» **TASK OBJECTIVE**:
Output all the entries word for word. Omit the pictures.

-- START OF DATA LISTING --

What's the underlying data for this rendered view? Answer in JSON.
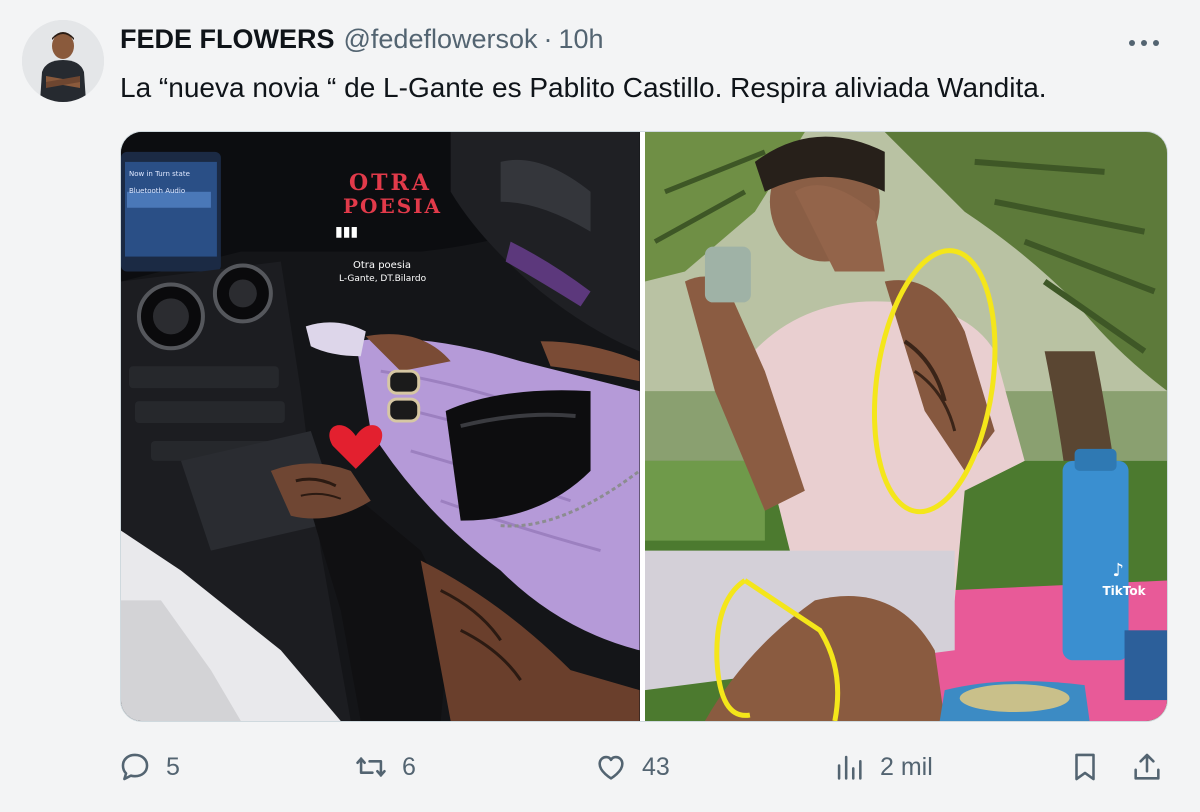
{
  "tweet": {
    "author_name": "FEDE FLOWERS",
    "handle": "@fedeflowersok",
    "separator": "·",
    "time": "10h",
    "text": "La “nueva novia “ de L-Gante es Pablito Castillo. Respira aliviada Wandita."
  },
  "media": {
    "left_photo": {
      "logo_line1": "OTRA",
      "logo_line2": "POESIA",
      "song_title": "Otra poesia",
      "song_artist": "L-Gante, DT.Bilardo",
      "car_screen_text1": "Bluetooth Audio",
      "car_screen_text2": "Now in Turn state"
    },
    "right_photo": {
      "watermark": "TikTok"
    }
  },
  "actions": {
    "replies": "5",
    "retweets": "6",
    "likes": "43",
    "views": "2 mil"
  },
  "colors": {
    "text_primary": "#0f1419",
    "text_secondary": "#536471",
    "annotation_yellow": "#f4e61a"
  },
  "icons": {
    "reply": "reply-icon",
    "retweet": "retweet-icon",
    "like": "heart-icon",
    "views": "bar-chart-icon",
    "bookmark": "bookmark-icon",
    "share": "share-icon",
    "more": "more-icon"
  }
}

-- END OF DATA LISTING --

» **FULL OUTPUT**:
What's the underlying data for this rendered view? Answer in JSON.
{
  "tweet": {
    "author_name": "FEDE FLOWERS",
    "handle": "@fedeflowersok",
    "separator": "·",
    "time": "10h",
    "text": "La “nueva novia “ de L-Gante es Pablito Castillo. Respira aliviada Wandita."
  },
  "media": {
    "left_photo": {
      "logo_line1": "OTRA",
      "logo_line2": "POESIA",
      "song_title": "Otra poesia",
      "song_artist": "L-Gante, DT.Bilardo",
      "car_screen_text1": "Bluetooth Audio",
      "car_screen_text2": "Now in Turn state"
    },
    "right_photo": {
      "watermark": "TikTok"
    }
  },
  "actions": {
    "replies": "5",
    "retweets": "6",
    "likes": "43",
    "views": "2 mil"
  },
  "colors": {
    "text_primary": "#0f1419",
    "text_secondary": "#536471",
    "annotation_yellow": "#f4e61a"
  },
  "icons": {
    "reply": "reply-icon",
    "retweet": "retweet-icon",
    "like": "heart-icon",
    "views": "bar-chart-icon",
    "bookmark": "bookmark-icon",
    "share": "share-icon",
    "more": "more-icon"
  }
}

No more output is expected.